_Task_
In this exercise, return the whole listing exactly, excluding any images.

_Data supplied_
-----
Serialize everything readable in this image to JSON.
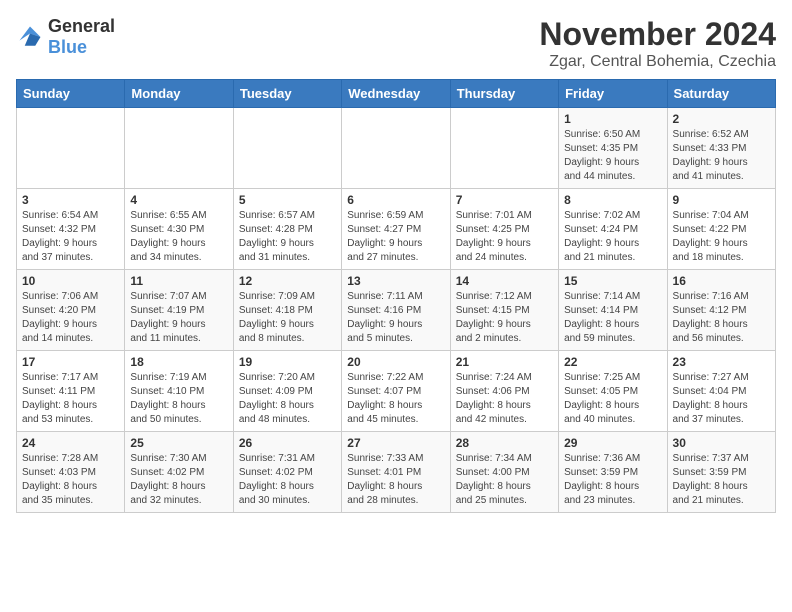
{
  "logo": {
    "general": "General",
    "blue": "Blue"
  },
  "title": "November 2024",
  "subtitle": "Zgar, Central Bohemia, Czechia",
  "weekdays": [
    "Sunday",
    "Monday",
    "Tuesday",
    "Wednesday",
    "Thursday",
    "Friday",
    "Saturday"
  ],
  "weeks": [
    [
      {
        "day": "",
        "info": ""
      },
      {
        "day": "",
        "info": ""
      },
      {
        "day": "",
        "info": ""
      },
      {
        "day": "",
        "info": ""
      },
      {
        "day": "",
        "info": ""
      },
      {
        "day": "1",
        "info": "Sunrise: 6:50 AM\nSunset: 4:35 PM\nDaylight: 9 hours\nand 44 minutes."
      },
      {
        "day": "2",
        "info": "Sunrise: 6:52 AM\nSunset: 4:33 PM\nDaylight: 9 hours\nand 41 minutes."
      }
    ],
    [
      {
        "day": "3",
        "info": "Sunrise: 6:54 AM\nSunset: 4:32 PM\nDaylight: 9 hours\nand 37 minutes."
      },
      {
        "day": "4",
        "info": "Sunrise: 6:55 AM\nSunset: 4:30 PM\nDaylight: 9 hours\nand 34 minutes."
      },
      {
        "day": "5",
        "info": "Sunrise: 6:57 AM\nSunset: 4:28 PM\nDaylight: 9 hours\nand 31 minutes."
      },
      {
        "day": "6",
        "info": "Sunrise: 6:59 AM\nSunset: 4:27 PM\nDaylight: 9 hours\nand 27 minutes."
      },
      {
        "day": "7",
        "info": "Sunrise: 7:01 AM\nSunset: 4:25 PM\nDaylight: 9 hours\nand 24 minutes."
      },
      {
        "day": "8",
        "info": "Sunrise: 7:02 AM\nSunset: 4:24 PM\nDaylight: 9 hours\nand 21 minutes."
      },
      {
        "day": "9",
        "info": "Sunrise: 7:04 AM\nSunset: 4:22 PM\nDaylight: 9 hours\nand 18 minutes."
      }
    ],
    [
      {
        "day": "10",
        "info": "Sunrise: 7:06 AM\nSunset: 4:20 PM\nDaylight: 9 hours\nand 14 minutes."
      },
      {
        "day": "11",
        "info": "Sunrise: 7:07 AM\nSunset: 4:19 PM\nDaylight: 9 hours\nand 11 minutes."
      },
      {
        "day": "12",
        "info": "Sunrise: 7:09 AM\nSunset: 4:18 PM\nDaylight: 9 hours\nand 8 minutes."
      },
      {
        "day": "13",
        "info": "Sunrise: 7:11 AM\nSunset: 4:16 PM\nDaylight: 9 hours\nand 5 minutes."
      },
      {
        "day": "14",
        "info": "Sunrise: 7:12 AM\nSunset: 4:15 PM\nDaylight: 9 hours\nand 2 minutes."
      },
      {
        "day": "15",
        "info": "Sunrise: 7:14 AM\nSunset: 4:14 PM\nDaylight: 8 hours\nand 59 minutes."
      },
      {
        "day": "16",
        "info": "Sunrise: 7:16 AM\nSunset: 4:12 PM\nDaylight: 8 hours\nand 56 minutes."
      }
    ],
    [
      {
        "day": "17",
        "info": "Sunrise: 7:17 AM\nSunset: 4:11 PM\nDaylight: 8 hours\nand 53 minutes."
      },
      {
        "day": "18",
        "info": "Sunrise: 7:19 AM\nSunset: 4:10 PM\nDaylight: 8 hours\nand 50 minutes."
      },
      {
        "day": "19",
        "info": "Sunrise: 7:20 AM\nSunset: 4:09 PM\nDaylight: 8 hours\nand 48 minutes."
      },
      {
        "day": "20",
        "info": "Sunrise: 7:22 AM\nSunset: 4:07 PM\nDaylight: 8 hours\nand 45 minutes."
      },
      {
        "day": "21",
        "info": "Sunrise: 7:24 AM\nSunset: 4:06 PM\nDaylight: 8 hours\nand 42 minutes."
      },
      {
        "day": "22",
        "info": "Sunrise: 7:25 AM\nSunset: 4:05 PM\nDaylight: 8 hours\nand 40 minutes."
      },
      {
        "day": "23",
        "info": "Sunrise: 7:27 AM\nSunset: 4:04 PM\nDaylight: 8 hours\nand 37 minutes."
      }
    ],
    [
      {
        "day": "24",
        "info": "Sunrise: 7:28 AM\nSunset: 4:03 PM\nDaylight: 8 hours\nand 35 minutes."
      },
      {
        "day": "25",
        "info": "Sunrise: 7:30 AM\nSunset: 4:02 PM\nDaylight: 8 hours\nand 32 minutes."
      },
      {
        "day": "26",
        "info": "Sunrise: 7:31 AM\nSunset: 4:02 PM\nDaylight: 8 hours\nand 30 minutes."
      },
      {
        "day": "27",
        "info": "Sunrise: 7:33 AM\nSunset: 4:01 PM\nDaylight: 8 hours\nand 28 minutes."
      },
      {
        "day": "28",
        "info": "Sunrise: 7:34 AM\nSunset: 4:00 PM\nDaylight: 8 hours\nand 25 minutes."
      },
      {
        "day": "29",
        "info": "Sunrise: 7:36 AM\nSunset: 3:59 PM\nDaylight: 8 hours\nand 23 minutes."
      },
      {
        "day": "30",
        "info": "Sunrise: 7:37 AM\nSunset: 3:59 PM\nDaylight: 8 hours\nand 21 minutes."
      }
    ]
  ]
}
-----
_In response_
Serialize everything readable in this image to JSON.
{
  "logo": {
    "general": "General",
    "blue": "Blue"
  },
  "title": "November 2024",
  "subtitle": "Zgar, Central Bohemia, Czechia",
  "weekdays": [
    "Sunday",
    "Monday",
    "Tuesday",
    "Wednesday",
    "Thursday",
    "Friday",
    "Saturday"
  ],
  "weeks": [
    [
      {
        "day": "",
        "info": ""
      },
      {
        "day": "",
        "info": ""
      },
      {
        "day": "",
        "info": ""
      },
      {
        "day": "",
        "info": ""
      },
      {
        "day": "",
        "info": ""
      },
      {
        "day": "1",
        "info": "Sunrise: 6:50 AM\nSunset: 4:35 PM\nDaylight: 9 hours\nand 44 minutes."
      },
      {
        "day": "2",
        "info": "Sunrise: 6:52 AM\nSunset: 4:33 PM\nDaylight: 9 hours\nand 41 minutes."
      }
    ],
    [
      {
        "day": "3",
        "info": "Sunrise: 6:54 AM\nSunset: 4:32 PM\nDaylight: 9 hours\nand 37 minutes."
      },
      {
        "day": "4",
        "info": "Sunrise: 6:55 AM\nSunset: 4:30 PM\nDaylight: 9 hours\nand 34 minutes."
      },
      {
        "day": "5",
        "info": "Sunrise: 6:57 AM\nSunset: 4:28 PM\nDaylight: 9 hours\nand 31 minutes."
      },
      {
        "day": "6",
        "info": "Sunrise: 6:59 AM\nSunset: 4:27 PM\nDaylight: 9 hours\nand 27 minutes."
      },
      {
        "day": "7",
        "info": "Sunrise: 7:01 AM\nSunset: 4:25 PM\nDaylight: 9 hours\nand 24 minutes."
      },
      {
        "day": "8",
        "info": "Sunrise: 7:02 AM\nSunset: 4:24 PM\nDaylight: 9 hours\nand 21 minutes."
      },
      {
        "day": "9",
        "info": "Sunrise: 7:04 AM\nSunset: 4:22 PM\nDaylight: 9 hours\nand 18 minutes."
      }
    ],
    [
      {
        "day": "10",
        "info": "Sunrise: 7:06 AM\nSunset: 4:20 PM\nDaylight: 9 hours\nand 14 minutes."
      },
      {
        "day": "11",
        "info": "Sunrise: 7:07 AM\nSunset: 4:19 PM\nDaylight: 9 hours\nand 11 minutes."
      },
      {
        "day": "12",
        "info": "Sunrise: 7:09 AM\nSunset: 4:18 PM\nDaylight: 9 hours\nand 8 minutes."
      },
      {
        "day": "13",
        "info": "Sunrise: 7:11 AM\nSunset: 4:16 PM\nDaylight: 9 hours\nand 5 minutes."
      },
      {
        "day": "14",
        "info": "Sunrise: 7:12 AM\nSunset: 4:15 PM\nDaylight: 9 hours\nand 2 minutes."
      },
      {
        "day": "15",
        "info": "Sunrise: 7:14 AM\nSunset: 4:14 PM\nDaylight: 8 hours\nand 59 minutes."
      },
      {
        "day": "16",
        "info": "Sunrise: 7:16 AM\nSunset: 4:12 PM\nDaylight: 8 hours\nand 56 minutes."
      }
    ],
    [
      {
        "day": "17",
        "info": "Sunrise: 7:17 AM\nSunset: 4:11 PM\nDaylight: 8 hours\nand 53 minutes."
      },
      {
        "day": "18",
        "info": "Sunrise: 7:19 AM\nSunset: 4:10 PM\nDaylight: 8 hours\nand 50 minutes."
      },
      {
        "day": "19",
        "info": "Sunrise: 7:20 AM\nSunset: 4:09 PM\nDaylight: 8 hours\nand 48 minutes."
      },
      {
        "day": "20",
        "info": "Sunrise: 7:22 AM\nSunset: 4:07 PM\nDaylight: 8 hours\nand 45 minutes."
      },
      {
        "day": "21",
        "info": "Sunrise: 7:24 AM\nSunset: 4:06 PM\nDaylight: 8 hours\nand 42 minutes."
      },
      {
        "day": "22",
        "info": "Sunrise: 7:25 AM\nSunset: 4:05 PM\nDaylight: 8 hours\nand 40 minutes."
      },
      {
        "day": "23",
        "info": "Sunrise: 7:27 AM\nSunset: 4:04 PM\nDaylight: 8 hours\nand 37 minutes."
      }
    ],
    [
      {
        "day": "24",
        "info": "Sunrise: 7:28 AM\nSunset: 4:03 PM\nDaylight: 8 hours\nand 35 minutes."
      },
      {
        "day": "25",
        "info": "Sunrise: 7:30 AM\nSunset: 4:02 PM\nDaylight: 8 hours\nand 32 minutes."
      },
      {
        "day": "26",
        "info": "Sunrise: 7:31 AM\nSunset: 4:02 PM\nDaylight: 8 hours\nand 30 minutes."
      },
      {
        "day": "27",
        "info": "Sunrise: 7:33 AM\nSunset: 4:01 PM\nDaylight: 8 hours\nand 28 minutes."
      },
      {
        "day": "28",
        "info": "Sunrise: 7:34 AM\nSunset: 4:00 PM\nDaylight: 8 hours\nand 25 minutes."
      },
      {
        "day": "29",
        "info": "Sunrise: 7:36 AM\nSunset: 3:59 PM\nDaylight: 8 hours\nand 23 minutes."
      },
      {
        "day": "30",
        "info": "Sunrise: 7:37 AM\nSunset: 3:59 PM\nDaylight: 8 hours\nand 21 minutes."
      }
    ]
  ]
}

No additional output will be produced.